* TEXTO APRESENTADO *
******************************

É um facto que a terra é propriedade do Estado e
não deve ser vendida, ou por qualquer outra forma alienada, hipotecada ou
penhorada. Como meio universal de criação de riqueza e do bem-estar social, o
uso e aproveitamento da terra é direito de todo o povo moçambicano, cabendo ao
Estado determinar as condições de uso e de aproveitamento da terra podendo esse
direito ser atribuído tanto às pessoas singulares como às pessoas colectivas
tendo em conta o seu fim social ou económico.
Tendo
em conta os aspectos acima referidos, o legislador moçambicano aprovou a lei de
terras - Lei N°19/97,
de 1 de Outubro, tendo esta lei, na parte respeitante ao regime de uso e
aproveitamento da terra nas áreas de cidades e vilas, sido regulamentado pelo
Conselho de Ministros o qual, no uso das suas competências, aprovou o decreto
N°60/2006, de 26 de Dezembro, vulgarmente conhecido como regulamento de solo
urbano.
Dado ao incremento, nos últimos tempos, dos
litígios que opõem os titulares do direito de uso e aproveitamento da terra e os
Órgãos Locais do Estado e Autárquicos, julgo ser extremamente importante e
pertinente fazer-se uma reflexão sobre esta
matéria.
O Regulamento do solo urbano dentre as várias
matérias regula aspectos como as modalidades de acesso ao direito de Uso e
Aproveitamento do solo urbano, os direitos e as obrigações dos titulares do
direito de uso e aproveitamento deste solo e as modalidades de extinção e
limitação deste direito.
Nos termos da legislação de terras em vigor em
Moçambique, o direito de uso e aproveitamento de terra tem, numa fase inicial,
um carácter provisório e só depois de se comprovar o cumprimento do plano de
exploração da terra é que este direito assume o carácter definitivo.
Nos termos do disposto no Regulamento do solo
urbano, no seu artigo 36, o direito de uso e aproveitamento de terra extingue-se
se o seu titular não iniciar, no prazo para o efeito fixado, as obras
indispensáveis à utilização do terreno para o fim a que se
destina.
Na minha opinião esta disposição do regulamento de
solo urbano é bastante compreensível visto a terra pertencer ao Estado e
dever-se assegurar o acesso a terra aos que têm real interesse em fazer o devido
aproveitamento da mesma obviando-se assim aquelas situações em que determinadas
parcelas de terra permanecem ociosas, sem qualquer aproveitamento, por longos
períodos o que não se compadece com a larga procura deste bem precioso e com o
princípio subjacente e que fundamenta a atribuição ao Estado da propriedade
sobre a terra.

******************************

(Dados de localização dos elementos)
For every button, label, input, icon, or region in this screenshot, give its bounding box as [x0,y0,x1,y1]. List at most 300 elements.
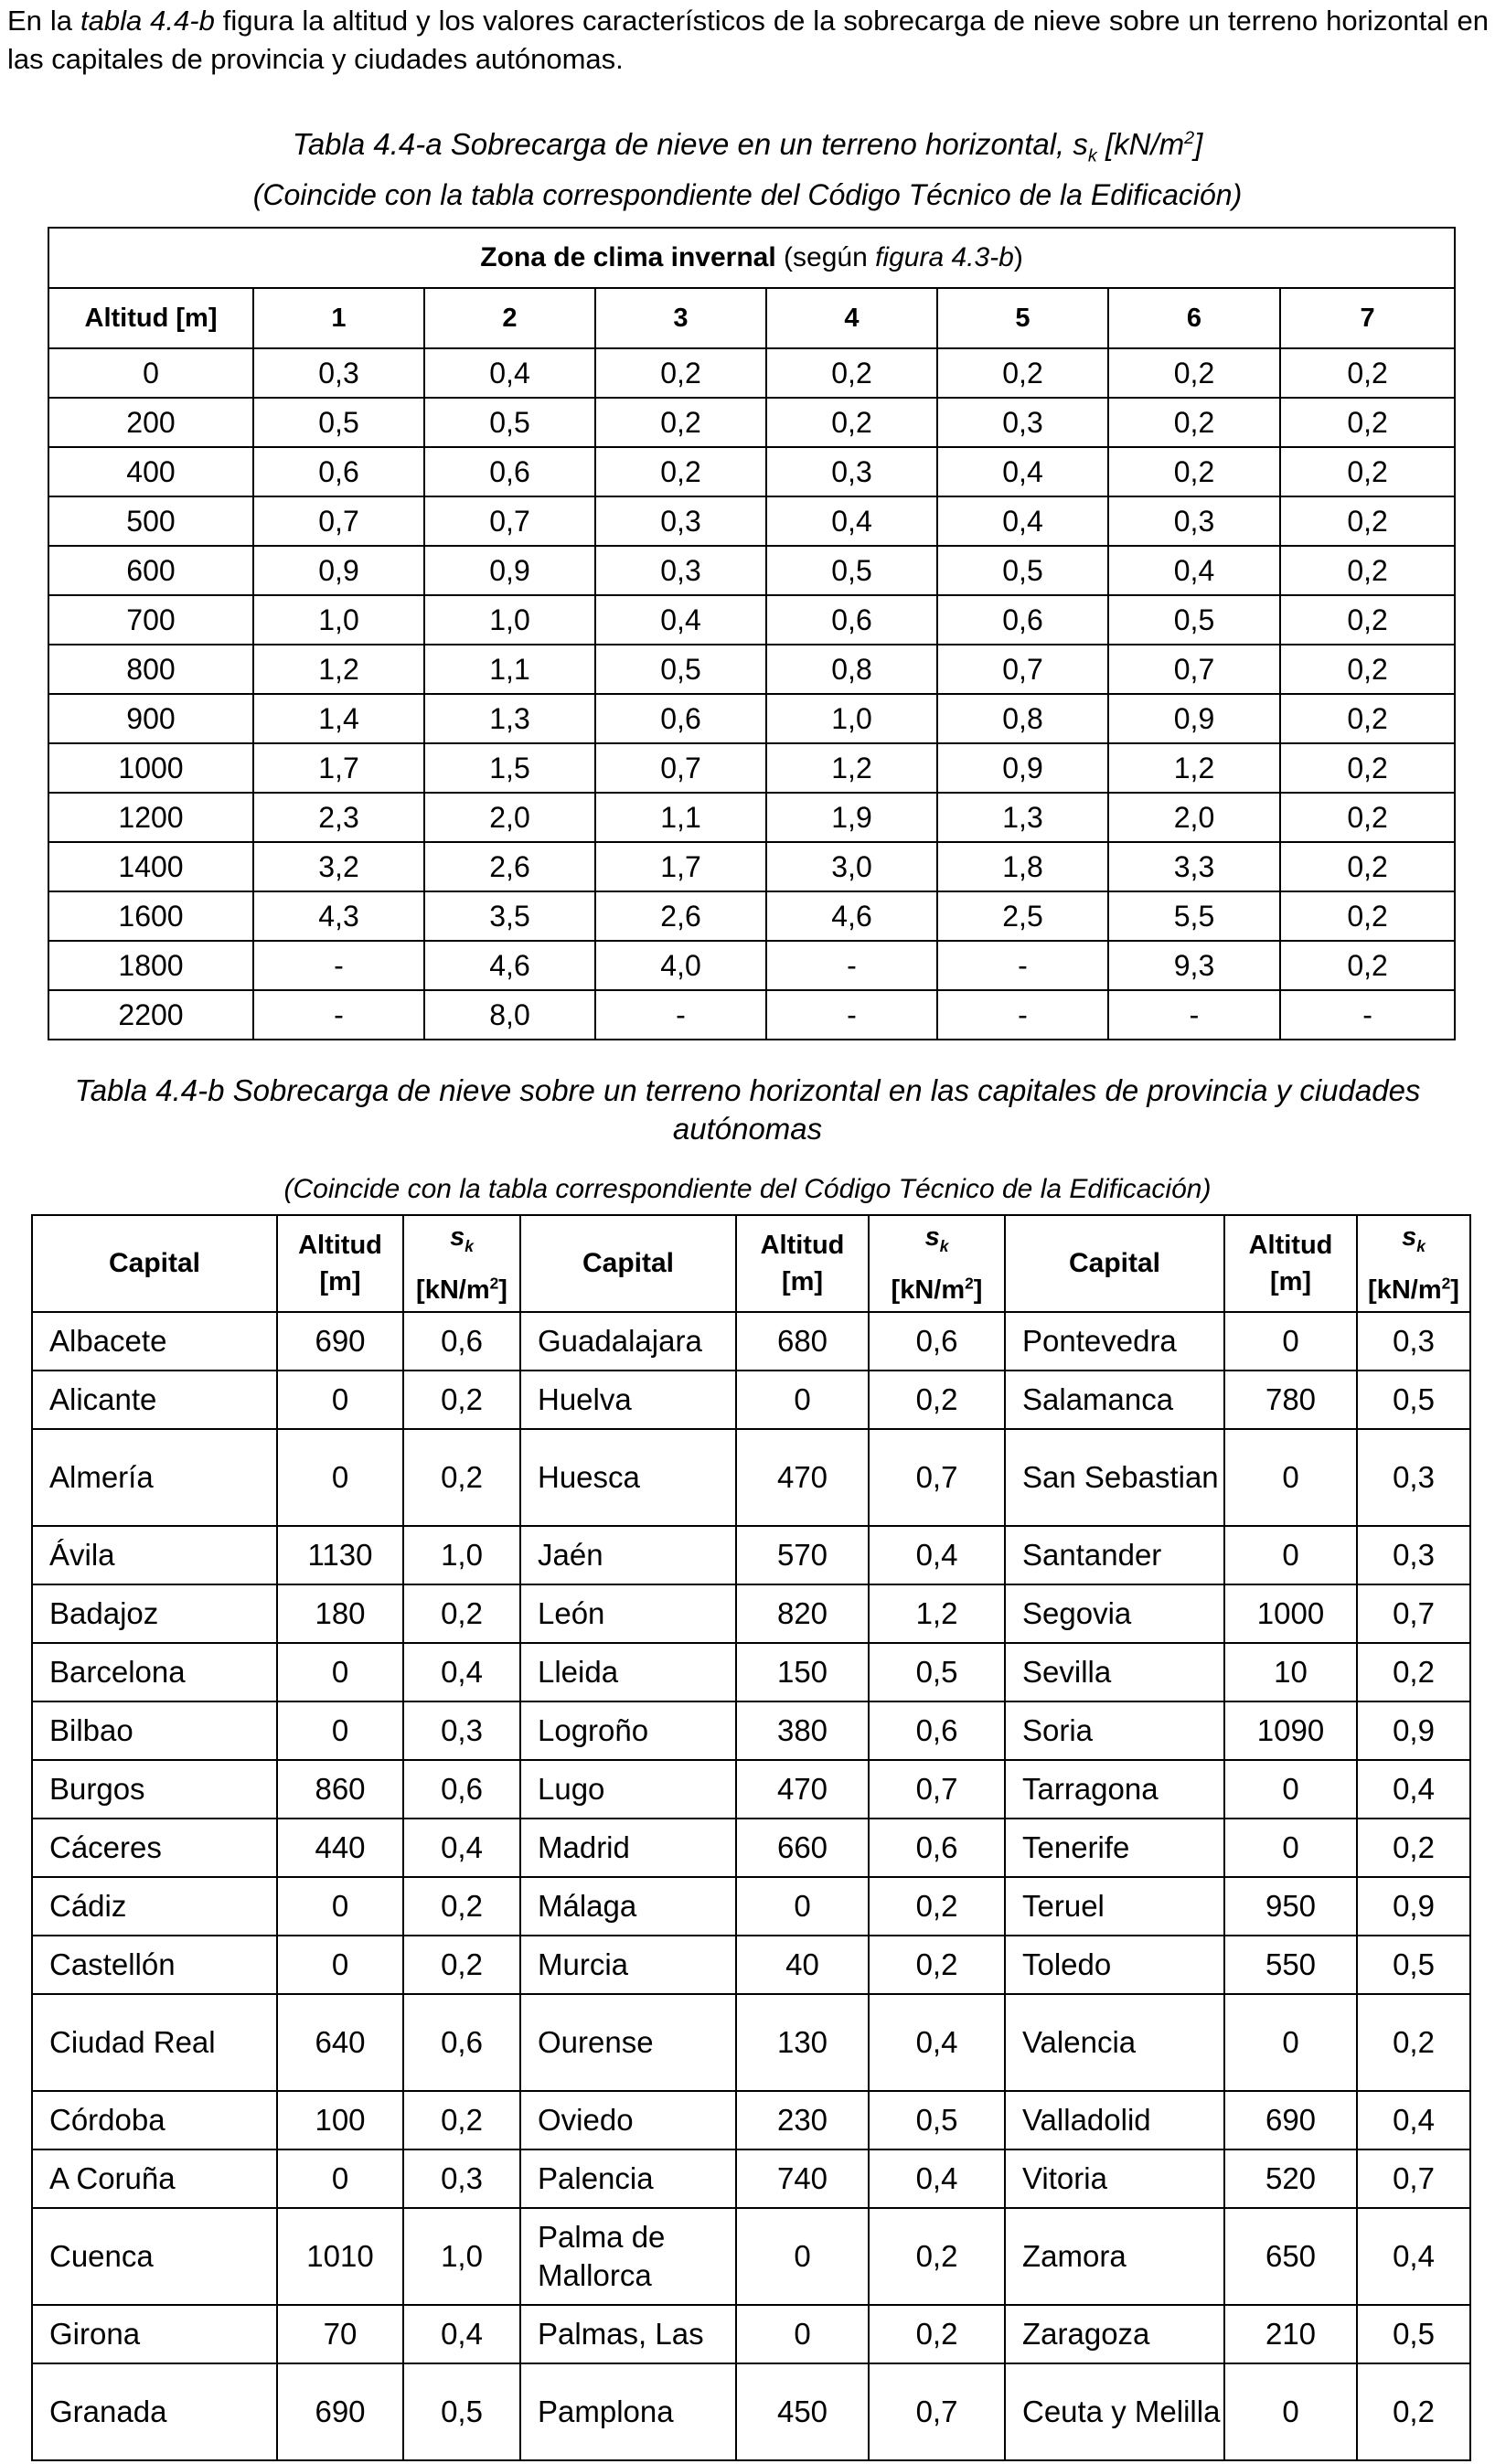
table-a-caption: Tabla 4.4-a Sobrecarga de nieve en un terreno horizontal, $s_k$ $[kN/m^2]$ [292,127,1203,166]
snow-load-cell: 0,2 [403,1371,520,1429]
altitude-cell: 0 [277,2149,403,2208]
capital-name-cell: Teruel [1005,1877,1224,1936]
capital-name-cell: Murcia [520,1936,736,1994]
snow-load-cell: 0,5 [403,2363,520,2460]
snow-load-cell: 0,4 [1357,2208,1470,2305]
table-row [48,645,1455,694]
altitude-header: Altitud [m] [48,288,253,348]
snow-load-cell: 0,6 [595,694,766,743]
capital-name-cell: Lleida [520,1643,736,1701]
snow-load-cell: 0,3 [403,1701,520,1760]
capital-name-cell: Guadalajara [520,1312,736,1371]
capital-name-cell: Cádiz [32,1877,277,1936]
snow-load-cell: 0,4 [869,2149,1005,2208]
snow-load-cell: 0,3 [595,496,766,546]
altitude-cell: 950 [1224,1877,1357,1936]
snow-load-cell: 0,7 [1108,645,1280,694]
capital-name-cell: Castellón [32,1936,277,1994]
snow-load-cell: 0,5 [424,398,595,447]
altitude-cell: 0 [1224,1526,1357,1584]
snow-load-cell: 0,5 [1357,2305,1470,2363]
table-b-note: (Coincide con la tabla correspondiente del Código Técnico de la Edificación) [283,1174,1212,1204]
snow-load-cell: 0,2 [595,348,766,398]
zone-header: 7 [1280,288,1455,348]
altitude-cell: 0 [277,1936,403,1994]
sk-header: $s_k$ $[kN/m^2]$ [1357,1215,1470,1312]
sk-header: $s_k$ $[kN/m^2]$ [869,1215,1005,1312]
snow-load-cell: 0,4 [766,496,937,546]
table-row [32,1526,1470,1584]
altitude-cell: 690 [1224,2091,1357,2149]
snow-load-cell: 0,2 [1108,398,1280,447]
snow-load-cell: 2,6 [424,842,595,891]
snow-load-cell: 1,5 [424,743,595,793]
capital-name-cell: Girona [32,2305,277,2363]
capital-name-cell: Ceuta y Melilla [1005,2363,1224,2460]
capital-name-cell: Córdoba [32,2091,277,2149]
snow-load-cell: 0,4 [1357,2091,1470,2149]
snow-load-cell: 0,5 [1357,1936,1470,1994]
table-row [48,891,1455,941]
altitude-cell: 440 [277,1819,403,1877]
snow-load-cell: - [1108,990,1280,1040]
altitude-cell: 0 [48,348,253,398]
snow-load-cell: 0,2 [869,1371,1005,1429]
intro-paragraph [7,2,1489,79]
snow-load-cell: 0,4 [595,595,766,645]
capital-name-cell: Ourense [520,1994,736,2091]
capital-name-cell: Jaén [520,1526,736,1584]
altitude-cell: 0 [1224,1994,1357,2091]
altitude-cell: 690 [277,2363,403,2460]
snow-load-cell: 1,0 [403,1526,520,1584]
table-row [32,1643,1470,1701]
snow-load-cell: 0,4 [869,1526,1005,1584]
snow-load-cell: 1,2 [253,645,424,694]
altitude-cell: 0 [736,2208,869,2305]
snow-load-cell: 0,2 [1280,398,1455,447]
capital-name-cell: Burgos [32,1760,277,1819]
capital-name-cell: Lugo [520,1760,736,1819]
table-row [32,1312,1470,1371]
altitude-cell: 210 [1224,2305,1357,2363]
snow-load-cell: 2,0 [1108,793,1280,842]
zone-header: 2 [424,288,595,348]
table-row [48,398,1455,447]
altitude-cell: 0 [736,1371,869,1429]
capital-name-cell: Huelva [520,1371,736,1429]
altitude-cell: 900 [48,694,253,743]
table-row [48,546,1455,595]
snow-load-cell: 0,4 [403,1643,520,1701]
altitude-cell: 0 [1224,1819,1357,1877]
altitude-cell: 600 [48,546,253,595]
snow-load-cell: 1,0 [403,2208,520,2305]
altitude-cell: 400 [48,447,253,496]
capital-name-cell: Palmas, Las [520,2305,736,2363]
altitude-cell: 1800 [48,941,253,990]
snow-load-cell: 0,7 [869,2363,1005,2460]
snow-load-cell: 0,9 [1357,1877,1470,1936]
snow-load-cell: 0,4 [1357,1760,1470,1819]
snow-load-cell: 0,7 [937,645,1108,694]
table-row [32,2149,1470,2208]
snow-load-cell: 0,2 [595,447,766,496]
snow-load-cell: 0,5 [937,546,1108,595]
snow-load-cell: 0,2 [403,1429,520,1526]
capital-name-cell: Oviedo [520,2091,736,2149]
snow-load-cell: 1,2 [869,1584,1005,1643]
capital-name-cell: Pontevedra [1005,1312,1224,1371]
capital-name-cell: Pamplona [520,2363,736,2460]
snow-load-cell: 0,2 [1280,891,1455,941]
altitude-cell: 550 [1224,1936,1357,1994]
altitude-cell: 690 [277,1312,403,1371]
snow-load-cell: 0,4 [1108,546,1280,595]
snow-load-cell: 0,3 [937,398,1108,447]
table-row [32,2208,1470,2305]
altitude-cell: 70 [277,2305,403,2363]
altitude-cell: 0 [1224,1429,1357,1526]
snow-load-cell: 0,2 [1357,1819,1470,1877]
capital-name-cell: Valencia [1005,1994,1224,2091]
snow-load-cell: 2,3 [253,793,424,842]
capital-name-cell: Tenerife [1005,1819,1224,1877]
capital-name-cell: Zamora [1005,2208,1224,2305]
snow-load-cell: - [937,990,1108,1040]
snow-load-cell: 0,5 [595,645,766,694]
capital-name-cell: Cuenca [32,2208,277,2305]
capital-name-cell: Bilbao [32,1701,277,1760]
altitude-cell: 860 [277,1760,403,1819]
capital-name-cell: Logroño [520,1701,736,1760]
capital-name-cell: Ávila [32,1526,277,1584]
capital-name-cell: Cáceres [32,1819,277,1877]
snow-load-cell: 1,7 [253,743,424,793]
table-row [32,1584,1470,1643]
snow-load-cell: 0,2 [1280,348,1455,398]
capital-name-cell: Sevilla [1005,1643,1224,1701]
capital-name-cell: Barcelona [32,1643,277,1701]
altitude-header: Altitud [m] [277,1215,403,1312]
altitude-cell: 0 [277,1429,403,1526]
capital-name-cell: San Sebastian [1005,1429,1224,1526]
snow-load-cell: 0,2 [403,1584,520,1643]
snow-load-cell: 0,4 [424,348,595,398]
zone-header: 5 [937,288,1108,348]
altitude-cell: 470 [736,1760,869,1819]
capital-name-cell: Soria [1005,1701,1224,1760]
capital-name-cell: Ciudad Real [32,1994,277,2091]
altitude-cell: 450 [736,2363,869,2460]
snow-load-cell: 0,2 [1280,842,1455,891]
intro-table-ref: tabla 4.4-b [80,5,215,37]
table-row [32,1760,1470,1819]
altitude-cell: 10 [1224,1643,1357,1701]
altitude-cell: 1130 [277,1526,403,1584]
snow-load-cell: 0,6 [869,1819,1005,1877]
altitude-cell: 150 [736,1643,869,1701]
snow-load-cell: 0,2 [1280,496,1455,546]
table-row [32,2363,1470,2460]
altitude-cell: 680 [736,1312,869,1371]
capital-header: Capital [32,1215,277,1312]
table-row [48,496,1455,546]
table-row [32,1936,1470,1994]
altitude-cell: 1400 [48,842,253,891]
snow-load-cell: 0,9 [424,546,595,595]
snow-load-cell: 3,3 [1108,842,1280,891]
snow-load-cell: 0,6 [869,1312,1005,1371]
altitude-cell: 180 [277,1584,403,1643]
snow-load-cell: 0,2 [1280,546,1455,595]
snow-load-cell: 0,3 [1357,1526,1470,1584]
altitude-cell: 570 [736,1526,869,1584]
altitude-cell: 650 [1224,2208,1357,2305]
snow-load-cell: 1,3 [937,793,1108,842]
altitude-header: Altitud [m] [1224,1215,1357,1312]
snow-load-cell: 0,7 [869,1760,1005,1819]
snow-load-cell: 0,6 [937,595,1108,645]
snow-load-cell: 0,2 [1108,348,1280,398]
table-row [48,694,1455,743]
capital-header: Capital [1005,1215,1224,1312]
capital-name-cell: Tarragona [1005,1760,1224,1819]
snow-load-cell: 9,3 [1108,941,1280,990]
snow-load-cell: 0,9 [1108,694,1280,743]
snow-load-cell: 1,4 [253,694,424,743]
capital-name-cell: Zaragoza [1005,2305,1224,2363]
snow-load-cell: 2,5 [937,891,1108,941]
snow-load-cell: 2,0 [424,793,595,842]
snow-load-cell: 0,7 [595,743,766,793]
snow-load-cell: 0,7 [869,1429,1005,1526]
table-row [32,2305,1470,2363]
snow-load-cell: 0,3 [253,348,424,398]
capital-name-cell: Palma de Mallorca [520,2208,736,2305]
capital-name-cell: Valladolid [1005,2091,1224,2149]
altitude-cell: 740 [736,2149,869,2208]
snow-load-cell: 0,9 [253,546,424,595]
snow-load-cell: - [253,990,424,1040]
altitude-cell: 0 [277,1643,403,1701]
snow-load-cell: 0,3 [1108,496,1280,546]
snow-load-cell: 8,0 [424,990,595,1040]
snow-load-cell: - [595,990,766,1040]
snow-load-cell: 0,3 [403,2149,520,2208]
snow-load-cell: 0,4 [403,2305,520,2363]
altitude-cell: 780 [1224,1371,1357,1429]
snow-load-cell: 0,9 [937,743,1108,793]
snow-load-cell: 0,4 [937,447,1108,496]
snow-load-cell: 1,1 [595,793,766,842]
snow-load-cell: 0,5 [869,2091,1005,2149]
snow-load-cell: 4,6 [424,941,595,990]
snow-load-cell: 0,2 [869,2305,1005,2363]
capital-name-cell: Málaga [520,1877,736,1936]
snow-load-cell: 1,8 [937,842,1108,891]
zone-header: 3 [595,288,766,348]
altitude-cell: 800 [48,645,253,694]
snow-load-cell: 5,5 [1108,891,1280,941]
table-row [48,348,1455,398]
zone-header: 4 [766,288,937,348]
zone-header: 1 [253,288,424,348]
snow-load-cell: 0,6 [403,1994,520,2091]
sk-header: $s_k$ $[kN/m^2]$ [403,1215,520,1312]
capital-name-cell: Alicante [32,1371,277,1429]
snow-load-cell: 0,6 [403,1760,520,1819]
capital-name-cell: Santander [1005,1526,1224,1584]
altitude-cell: 700 [48,595,253,645]
altitude-cell: 0 [277,1877,403,1936]
snow-load-cell: 4,6 [766,891,937,941]
snow-load-cell: - [253,941,424,990]
snow-load-cell: 0,5 [869,1643,1005,1701]
snow-load-cell: 0,2 [869,2208,1005,2305]
altitude-cell: 0 [277,1701,403,1760]
capital-name-cell: Badajoz [32,1584,277,1643]
snow-load-cell: 0,2 [595,398,766,447]
snow-load-cell: 0,2 [1280,447,1455,496]
snow-load-cell: 3,0 [766,842,937,891]
table-row [48,941,1455,990]
snow-load-cell: 1,7 [595,842,766,891]
table-a-note: (Coincide con la tabla correspondiente del Código Técnico de la Edificación) [252,178,1243,211]
capital-name-cell: León [520,1584,736,1643]
capital-name-cell: Vitoria [1005,2149,1224,2208]
altitude-cell: 0 [1224,1760,1357,1819]
snow-load-cell: 0,5 [1357,1371,1470,1429]
snow-load-cell: 0,2 [1280,743,1455,793]
altitude-cell: 100 [277,2091,403,2149]
snow-load-cell: 0,2 [1280,645,1455,694]
snow-load-cell: 4,3 [253,891,424,941]
altitude-cell: 500 [48,496,253,546]
snow-load-cell: 1,9 [766,793,937,842]
snow-load-cell: 0,2 [1357,2363,1470,2460]
snow-load-cell: 0,6 [766,595,937,645]
table-row [48,793,1455,842]
snow-load-cell: 1,0 [424,595,595,645]
capital-name-cell: A Coruña [32,2149,277,2208]
snow-load-cell: 0,2 [403,1877,520,1936]
altitude-cell: 2200 [48,990,253,1040]
altitude-cell: 0 [736,1877,869,1936]
altitude-cell: 1000 [1224,1584,1357,1643]
snow-load-cell: 1,3 [424,694,595,743]
snow-load-cell: 0,7 [424,496,595,546]
table-row [32,1701,1470,1760]
capital-name-cell: Almería [32,1429,277,1526]
altitude-cell: 660 [736,1819,869,1877]
snow-load-cell: 0,2 [766,398,937,447]
snow-load-cell: 0,4 [937,496,1108,546]
altitude-cell: 1000 [48,743,253,793]
snow-load-cell: 0,8 [937,694,1108,743]
snow-load-cell: 0,4 [869,1994,1005,2091]
capital-header: Capital [520,1215,736,1312]
altitude-cell: 820 [736,1584,869,1643]
snow-load-cell: 1,2 [1108,743,1280,793]
altitude-cell: 520 [1224,2149,1357,2208]
snow-load-cell: 0,8 [766,645,937,694]
altitude-cell: 230 [736,2091,869,2149]
altitude-cell: 380 [736,1701,869,1760]
altitude-cell: 130 [736,1994,869,2091]
snow-load-cell: 0,7 [1357,1584,1470,1643]
table-b-body [32,1312,1470,2460]
snow-load-cell: 2,6 [595,891,766,941]
snow-load-cell: 0,6 [869,1701,1005,1760]
table-row [48,595,1455,645]
altitude-cell: 470 [736,1429,869,1526]
snow-load-cell: 1,2 [766,743,937,793]
table-b-caption: Tabla 4.4-b Sobrecarga de nieve sobre un terreno horizontal en las capitales de provincia y ciudades autónomas [74,1073,1421,1146]
snow-load-cell: 0,2 [1280,941,1455,990]
snow-load-cell: 0,4 [403,1819,520,1877]
table-row [32,1994,1470,2091]
snow-load-cell: 0,2 [869,1877,1005,1936]
table-row [32,1371,1470,1429]
altitude-cell: 640 [277,1994,403,2091]
altitude-cell: 0 [1224,2363,1357,2460]
snow-load-cell: - [937,941,1108,990]
altitude-cell: 0 [736,2305,869,2363]
snow-load-cell: 0,3 [595,546,766,595]
altitude-cell: 0 [1224,1312,1357,1371]
snow-load-cell: 0,6 [403,1312,520,1371]
zone-header: 6 [1108,288,1280,348]
altitude-cell: 0 [277,1371,403,1429]
snow-load-cell: 0,6 [424,447,595,496]
snow-load-altitude-table [48,227,1456,1040]
snow-load-cell: 0,2 [1357,1994,1470,2091]
snow-load-cell: 1,0 [253,595,424,645]
snow-load-cell: 1,1 [424,645,595,694]
table-row [32,1819,1470,1877]
table-row [32,2091,1470,2149]
capital-name-cell: Albacete [32,1312,277,1371]
capital-name-cell: Granada [32,2363,277,2460]
snow-load-cell: 0,2 [403,2091,520,2149]
altitude-cell: 1010 [277,2208,403,2305]
snow-load-cell: 0,9 [1357,1701,1470,1760]
snow-load-cell: 3,5 [424,891,595,941]
table-row [48,990,1455,1040]
snow-load-cell: 0,3 [1357,1312,1470,1371]
altitude-cell: 200 [48,398,253,447]
table-a-body [48,348,1455,1040]
snow-load-cell: 0,5 [253,398,424,447]
snow-load-cell: 0,5 [1108,595,1280,645]
snow-load-cell: 0,2 [869,1936,1005,1994]
table-row [48,842,1455,891]
snow-load-cell: 0,2 [1280,595,1455,645]
climate-zone-header: Zona de clima invernal (según figura 4.3-b) [48,228,1455,288]
snow-load-cell: 0,6 [253,447,424,496]
snow-load-cell: 0,2 [1280,793,1455,842]
snow-load-cell: 3,2 [253,842,424,891]
table-row [48,743,1455,793]
snow-load-cell: 0,3 [766,447,937,496]
snow-load-cell: 0,2 [937,348,1108,398]
intro-text-1: En la [7,5,80,37]
table-row [32,1429,1470,1526]
altitude-cell: 1200 [48,793,253,842]
snow-load-cell: 0,2 [1108,447,1280,496]
snow-load-cell: 4,0 [595,941,766,990]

******************************

* TRABALHO PROPOSTO *
1. De acordo com o texto sobre a lei de terras moçambicana, que decreto é vulgarmente conhecido como regulamento de solo urbano?
2. Transcreva fielmente, do texto sobre a lei de terras, tudo o que vai de "O Regulamento do solo urbano" até "o carácter definitivo.".
3. Prossiga a redação do texto sobre o uso e aproveitamento da terra em Moçambique a partir do ponto em que termina.
As linhas apresentadas não guardam qualquer relação com o texto sobre a lei de terras.

* RESPOSTAS DO EXERCÍCIO *
1. O decreto N°60/2006, de 26 de Dezembro.

2.
O Regulamento do solo urbano dentre as várias
matérias regula aspectos como as modalidades de acesso ao direito de Uso e
Aproveitamento do solo urbano, os direitos e as obrigações dos titulares do
direito de uso e aproveitamento deste solo e as modalidades de extinção e
limitação deste direito.
Nos termos da legislação de terras em vigor em
Moçambique, o direito de uso e aproveitamento de terra tem, numa fase inicial,
um carácter provisório e só depois de se comprovar o cumprimento do plano de
exploração da terra é que este direito assume o carácter definitivo.

3.
No entanto, o número 2 do referido artigo 36 do
Regulamento da lei de terras estabelece que a extinção do direito de uso e aproveitamento
do solo urbano não carece de qualquer formalismo e opera-se de forma automática
logo que expirado o prazo.
Salvo melhor opinião, esta disposição é
problemática e pode dar azo ao uso abusivo da mesma e gerar situações de
injustiça e lesão grave aos direitos e interesses dos titulares do direito de
uso e aproveitamento de terra, particularmente nas situações em que a autoridade
administrativa já haja emitido a licença de construção necessária ao início das
obras.
Nos casos em que a autoridade administrativa já
tenha emitido uma licença de construção, salvo melhor opinião, a extinção do
direito de uso e aproveitamento não pode ocorrer de forma automática sem
qualquer formalismo visto o seu titular já ter o documento que o autoriza a
iniciar a obra e portanto, requer que a entidade competente faça uma
verificação, de preferência in loco,
do início ou não da obra e verifique se existem ou não motivos que
justifiquem o não aproveitamento da terra no prazo estipulado e só depois disso
é que se pode avançar para uma extinção deste direito. Outro não pode ser o
procedimento, salvo melhor opinião, sob pena de se pôr em causa os direitos e
interesses dos titulares deste direito e causar danos de natureza patrimonial
aos mesmos.
Ora,
como pode, o Conselho de Ministros, determinar que a extinção do direito de uso
e aproveitamento da terra não carece de qualquer formalismo e opera-se de forma
automática logo que expirado o prazo, se a Constituição da Republica de
Moçambique no seu número 2 do artigo 253, diz taxativamente que os actos
administrativos são notificados aos interessados e são fundamentados quando
afectam direitos ou interesses dos cidadãos legalmente tutelados? Mais ainda, ao
consultar-se a Lei N°19/97,
de 1 de Outubro, Lei de Terras, no seu artigo 27 referente a revogação da
autorização provisória, diz taxativamente que no término da autorização
provisória, constatando-se o não cumprimento do plano de exploração, sem motivos
justificados, pode a mesma ser revogada, sem direito a indemnização pelos
investimentos não removíveis entretanto
realizados.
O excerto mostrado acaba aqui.